Instructions to follow =
Provide only the number of lines where "name" occurs.

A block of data
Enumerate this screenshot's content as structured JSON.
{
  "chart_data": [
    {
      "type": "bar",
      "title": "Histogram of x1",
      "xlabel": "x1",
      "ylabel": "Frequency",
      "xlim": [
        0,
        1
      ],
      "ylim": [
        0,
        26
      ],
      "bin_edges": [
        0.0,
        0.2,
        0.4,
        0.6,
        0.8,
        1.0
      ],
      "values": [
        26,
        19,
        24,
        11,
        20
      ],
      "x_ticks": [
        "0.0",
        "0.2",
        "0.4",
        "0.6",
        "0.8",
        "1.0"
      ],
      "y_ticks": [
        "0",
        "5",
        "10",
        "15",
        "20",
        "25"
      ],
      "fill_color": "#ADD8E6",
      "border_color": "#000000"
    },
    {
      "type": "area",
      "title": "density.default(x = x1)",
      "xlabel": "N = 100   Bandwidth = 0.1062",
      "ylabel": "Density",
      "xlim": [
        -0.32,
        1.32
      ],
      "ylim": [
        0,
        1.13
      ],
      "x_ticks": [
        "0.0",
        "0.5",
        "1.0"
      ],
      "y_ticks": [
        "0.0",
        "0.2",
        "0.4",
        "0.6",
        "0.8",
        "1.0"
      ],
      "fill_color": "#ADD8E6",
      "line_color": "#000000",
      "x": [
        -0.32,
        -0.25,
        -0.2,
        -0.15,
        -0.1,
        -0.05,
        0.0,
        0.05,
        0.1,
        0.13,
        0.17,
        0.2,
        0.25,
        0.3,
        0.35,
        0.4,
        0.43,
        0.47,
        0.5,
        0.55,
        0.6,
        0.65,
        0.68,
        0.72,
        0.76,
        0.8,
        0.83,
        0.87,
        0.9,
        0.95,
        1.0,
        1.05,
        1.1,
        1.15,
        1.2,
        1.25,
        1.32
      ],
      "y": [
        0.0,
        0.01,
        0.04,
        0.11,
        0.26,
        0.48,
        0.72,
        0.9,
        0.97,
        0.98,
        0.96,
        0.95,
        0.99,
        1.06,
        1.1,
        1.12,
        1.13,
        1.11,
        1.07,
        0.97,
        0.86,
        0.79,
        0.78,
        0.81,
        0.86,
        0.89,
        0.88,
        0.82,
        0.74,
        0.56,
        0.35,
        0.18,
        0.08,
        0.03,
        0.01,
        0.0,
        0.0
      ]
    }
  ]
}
...
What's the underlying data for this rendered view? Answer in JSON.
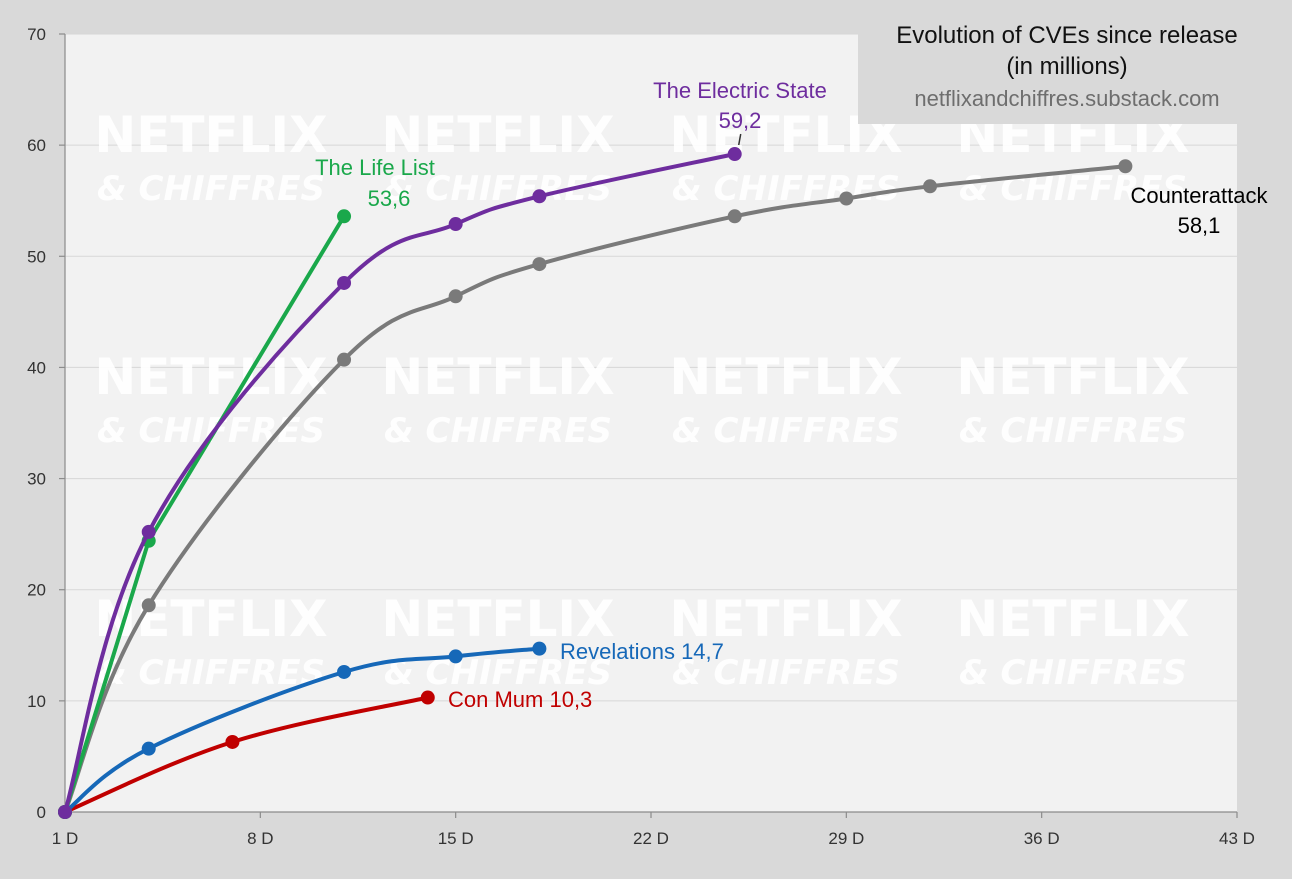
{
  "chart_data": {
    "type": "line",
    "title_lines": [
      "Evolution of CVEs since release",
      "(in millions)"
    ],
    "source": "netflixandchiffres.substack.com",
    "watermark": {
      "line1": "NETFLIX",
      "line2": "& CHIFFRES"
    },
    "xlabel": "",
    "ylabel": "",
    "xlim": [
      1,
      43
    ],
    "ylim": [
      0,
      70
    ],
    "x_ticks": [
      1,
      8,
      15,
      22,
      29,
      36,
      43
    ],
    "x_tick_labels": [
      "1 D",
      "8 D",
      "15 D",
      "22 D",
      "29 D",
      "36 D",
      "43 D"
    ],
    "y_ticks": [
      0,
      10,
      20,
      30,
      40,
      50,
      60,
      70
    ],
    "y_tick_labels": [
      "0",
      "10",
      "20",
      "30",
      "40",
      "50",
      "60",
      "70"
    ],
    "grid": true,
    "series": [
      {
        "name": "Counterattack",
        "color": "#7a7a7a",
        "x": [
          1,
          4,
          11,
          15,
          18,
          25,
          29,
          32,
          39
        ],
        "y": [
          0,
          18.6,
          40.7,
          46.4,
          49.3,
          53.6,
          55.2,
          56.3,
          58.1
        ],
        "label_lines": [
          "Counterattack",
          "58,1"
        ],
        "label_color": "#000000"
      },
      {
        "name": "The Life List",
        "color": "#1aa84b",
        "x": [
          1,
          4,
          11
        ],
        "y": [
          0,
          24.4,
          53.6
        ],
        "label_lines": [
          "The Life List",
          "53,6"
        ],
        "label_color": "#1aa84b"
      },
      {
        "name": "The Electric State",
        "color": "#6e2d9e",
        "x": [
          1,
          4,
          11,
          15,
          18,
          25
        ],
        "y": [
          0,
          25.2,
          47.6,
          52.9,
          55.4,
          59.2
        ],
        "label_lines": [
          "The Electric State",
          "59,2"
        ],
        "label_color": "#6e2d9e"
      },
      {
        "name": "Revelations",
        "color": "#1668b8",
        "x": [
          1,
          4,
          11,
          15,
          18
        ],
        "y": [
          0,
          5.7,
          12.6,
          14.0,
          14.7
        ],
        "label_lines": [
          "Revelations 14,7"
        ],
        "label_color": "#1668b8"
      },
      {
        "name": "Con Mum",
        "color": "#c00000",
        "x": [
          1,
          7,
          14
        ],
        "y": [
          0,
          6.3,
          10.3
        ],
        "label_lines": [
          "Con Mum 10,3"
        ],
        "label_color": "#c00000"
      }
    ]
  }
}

Written reply =
5